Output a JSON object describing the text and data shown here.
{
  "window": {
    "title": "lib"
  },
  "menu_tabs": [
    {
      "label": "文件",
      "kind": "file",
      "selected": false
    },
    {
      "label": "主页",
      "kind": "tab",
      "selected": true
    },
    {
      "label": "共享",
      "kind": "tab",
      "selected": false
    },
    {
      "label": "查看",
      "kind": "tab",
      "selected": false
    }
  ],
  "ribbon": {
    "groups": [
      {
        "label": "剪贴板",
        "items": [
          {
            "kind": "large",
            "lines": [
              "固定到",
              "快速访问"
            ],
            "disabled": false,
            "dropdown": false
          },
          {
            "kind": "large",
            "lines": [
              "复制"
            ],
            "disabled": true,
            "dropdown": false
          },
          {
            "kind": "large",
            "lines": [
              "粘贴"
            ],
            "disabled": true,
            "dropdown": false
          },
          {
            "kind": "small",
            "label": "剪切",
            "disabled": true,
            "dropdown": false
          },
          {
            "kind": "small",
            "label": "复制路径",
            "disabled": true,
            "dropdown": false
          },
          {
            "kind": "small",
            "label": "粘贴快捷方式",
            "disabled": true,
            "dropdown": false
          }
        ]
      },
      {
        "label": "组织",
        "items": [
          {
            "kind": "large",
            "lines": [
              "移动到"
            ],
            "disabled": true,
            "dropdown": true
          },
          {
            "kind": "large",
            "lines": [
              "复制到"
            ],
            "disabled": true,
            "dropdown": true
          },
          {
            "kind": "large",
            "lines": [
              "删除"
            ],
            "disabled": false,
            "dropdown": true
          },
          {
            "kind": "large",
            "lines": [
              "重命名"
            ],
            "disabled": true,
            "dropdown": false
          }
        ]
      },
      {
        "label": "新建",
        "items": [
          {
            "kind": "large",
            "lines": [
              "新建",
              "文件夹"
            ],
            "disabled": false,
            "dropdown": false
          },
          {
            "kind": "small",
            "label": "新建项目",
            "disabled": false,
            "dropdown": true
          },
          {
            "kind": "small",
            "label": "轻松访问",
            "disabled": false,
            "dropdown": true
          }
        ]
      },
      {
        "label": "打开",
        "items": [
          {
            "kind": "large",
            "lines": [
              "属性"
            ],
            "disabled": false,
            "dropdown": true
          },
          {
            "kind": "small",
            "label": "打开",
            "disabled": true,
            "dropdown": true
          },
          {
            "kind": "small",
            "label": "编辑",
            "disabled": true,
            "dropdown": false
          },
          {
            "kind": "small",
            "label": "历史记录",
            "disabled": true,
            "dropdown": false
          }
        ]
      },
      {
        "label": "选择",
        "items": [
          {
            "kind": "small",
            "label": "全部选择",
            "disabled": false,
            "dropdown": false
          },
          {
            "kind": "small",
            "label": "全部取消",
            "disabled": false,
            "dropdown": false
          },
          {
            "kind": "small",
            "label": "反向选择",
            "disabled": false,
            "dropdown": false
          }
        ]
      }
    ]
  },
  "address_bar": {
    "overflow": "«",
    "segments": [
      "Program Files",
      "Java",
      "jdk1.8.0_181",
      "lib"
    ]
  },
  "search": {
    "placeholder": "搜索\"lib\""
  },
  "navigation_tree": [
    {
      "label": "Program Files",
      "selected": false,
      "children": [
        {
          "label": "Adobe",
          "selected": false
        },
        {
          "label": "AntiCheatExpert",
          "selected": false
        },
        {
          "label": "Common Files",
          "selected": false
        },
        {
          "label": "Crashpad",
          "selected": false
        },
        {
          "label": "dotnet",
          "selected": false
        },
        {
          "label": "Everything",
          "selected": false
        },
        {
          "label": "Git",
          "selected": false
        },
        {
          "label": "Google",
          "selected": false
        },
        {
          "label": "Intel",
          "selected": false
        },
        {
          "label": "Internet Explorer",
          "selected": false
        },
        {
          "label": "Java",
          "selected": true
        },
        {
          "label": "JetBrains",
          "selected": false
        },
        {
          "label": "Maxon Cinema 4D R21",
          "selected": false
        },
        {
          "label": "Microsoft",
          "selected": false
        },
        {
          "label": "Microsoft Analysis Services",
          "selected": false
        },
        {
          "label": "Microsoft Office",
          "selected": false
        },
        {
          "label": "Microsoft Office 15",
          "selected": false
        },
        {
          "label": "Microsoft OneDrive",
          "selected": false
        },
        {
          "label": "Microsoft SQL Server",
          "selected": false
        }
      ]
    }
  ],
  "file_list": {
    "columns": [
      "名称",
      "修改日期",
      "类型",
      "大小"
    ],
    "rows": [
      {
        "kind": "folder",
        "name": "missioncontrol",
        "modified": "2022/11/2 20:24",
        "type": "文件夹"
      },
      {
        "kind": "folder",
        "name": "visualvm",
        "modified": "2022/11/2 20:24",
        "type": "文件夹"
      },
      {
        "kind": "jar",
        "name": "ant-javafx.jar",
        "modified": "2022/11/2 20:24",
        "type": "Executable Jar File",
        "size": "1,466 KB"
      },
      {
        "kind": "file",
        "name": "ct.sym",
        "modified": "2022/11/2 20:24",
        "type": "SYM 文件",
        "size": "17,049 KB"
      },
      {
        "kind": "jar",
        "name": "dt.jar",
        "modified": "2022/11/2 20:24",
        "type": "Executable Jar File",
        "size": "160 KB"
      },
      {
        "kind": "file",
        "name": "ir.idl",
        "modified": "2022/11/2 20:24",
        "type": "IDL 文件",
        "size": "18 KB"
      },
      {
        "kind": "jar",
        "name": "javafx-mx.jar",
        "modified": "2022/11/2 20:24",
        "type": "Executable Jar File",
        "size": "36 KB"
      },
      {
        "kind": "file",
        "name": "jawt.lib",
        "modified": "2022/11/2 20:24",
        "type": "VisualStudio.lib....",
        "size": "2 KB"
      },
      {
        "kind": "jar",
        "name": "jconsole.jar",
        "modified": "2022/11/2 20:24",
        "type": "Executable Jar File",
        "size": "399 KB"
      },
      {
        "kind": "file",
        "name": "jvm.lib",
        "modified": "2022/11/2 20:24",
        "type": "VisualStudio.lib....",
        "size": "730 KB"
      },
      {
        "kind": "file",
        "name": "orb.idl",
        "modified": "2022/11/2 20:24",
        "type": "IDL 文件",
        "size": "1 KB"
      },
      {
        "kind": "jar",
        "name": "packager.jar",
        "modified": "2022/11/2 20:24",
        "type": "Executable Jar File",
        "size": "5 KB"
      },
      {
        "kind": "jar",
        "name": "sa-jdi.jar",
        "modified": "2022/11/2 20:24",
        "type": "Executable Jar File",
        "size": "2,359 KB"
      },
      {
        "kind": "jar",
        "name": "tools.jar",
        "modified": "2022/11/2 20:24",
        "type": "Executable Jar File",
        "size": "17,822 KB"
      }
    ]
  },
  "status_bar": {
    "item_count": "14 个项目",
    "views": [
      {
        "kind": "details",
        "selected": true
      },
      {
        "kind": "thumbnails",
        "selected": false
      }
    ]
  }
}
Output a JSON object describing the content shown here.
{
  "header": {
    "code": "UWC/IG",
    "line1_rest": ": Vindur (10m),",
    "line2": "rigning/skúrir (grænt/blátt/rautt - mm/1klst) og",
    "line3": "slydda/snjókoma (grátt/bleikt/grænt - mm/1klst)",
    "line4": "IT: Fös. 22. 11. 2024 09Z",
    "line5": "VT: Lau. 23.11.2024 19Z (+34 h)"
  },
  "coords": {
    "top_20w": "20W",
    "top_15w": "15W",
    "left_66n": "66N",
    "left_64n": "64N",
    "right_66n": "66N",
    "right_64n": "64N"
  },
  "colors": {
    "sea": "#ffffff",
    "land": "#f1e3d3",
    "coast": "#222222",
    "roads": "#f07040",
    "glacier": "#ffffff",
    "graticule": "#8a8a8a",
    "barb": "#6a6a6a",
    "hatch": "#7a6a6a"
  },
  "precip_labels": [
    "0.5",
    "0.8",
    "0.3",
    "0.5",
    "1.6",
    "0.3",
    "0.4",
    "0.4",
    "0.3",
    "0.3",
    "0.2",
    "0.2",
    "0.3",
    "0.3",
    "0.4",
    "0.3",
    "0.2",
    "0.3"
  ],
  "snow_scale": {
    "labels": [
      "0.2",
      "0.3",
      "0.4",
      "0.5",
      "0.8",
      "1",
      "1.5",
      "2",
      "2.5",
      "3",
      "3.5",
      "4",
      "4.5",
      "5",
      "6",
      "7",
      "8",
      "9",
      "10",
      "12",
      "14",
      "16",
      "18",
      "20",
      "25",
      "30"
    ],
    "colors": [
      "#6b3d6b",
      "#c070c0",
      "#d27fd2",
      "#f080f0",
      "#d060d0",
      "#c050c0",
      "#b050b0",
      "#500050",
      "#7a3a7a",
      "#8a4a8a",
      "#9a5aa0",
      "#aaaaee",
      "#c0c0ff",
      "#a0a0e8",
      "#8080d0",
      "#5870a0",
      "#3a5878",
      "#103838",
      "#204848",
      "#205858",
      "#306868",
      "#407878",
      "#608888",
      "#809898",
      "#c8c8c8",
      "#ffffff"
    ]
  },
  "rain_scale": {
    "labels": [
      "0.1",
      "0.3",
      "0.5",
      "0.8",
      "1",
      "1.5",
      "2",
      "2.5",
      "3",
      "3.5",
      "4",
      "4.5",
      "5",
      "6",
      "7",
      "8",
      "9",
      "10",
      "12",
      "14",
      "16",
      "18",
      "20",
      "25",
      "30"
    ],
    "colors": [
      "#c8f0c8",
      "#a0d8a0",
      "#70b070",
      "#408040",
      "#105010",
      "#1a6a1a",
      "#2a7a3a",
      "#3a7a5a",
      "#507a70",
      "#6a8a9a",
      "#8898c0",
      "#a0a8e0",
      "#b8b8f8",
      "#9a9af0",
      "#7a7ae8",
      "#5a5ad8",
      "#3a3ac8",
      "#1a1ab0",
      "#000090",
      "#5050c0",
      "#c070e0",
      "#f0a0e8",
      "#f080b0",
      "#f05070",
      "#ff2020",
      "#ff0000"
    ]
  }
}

┄┄┄┄┄┄┄┄┄┄┄┄┄┄┄┄┄┄┄┄

**What is required:** Pull out every line in the material above where "JSON" occurs.

**Solution below:**
Output a JSON object describing the text and data shown here.
Output a JSON object describing the content shown here.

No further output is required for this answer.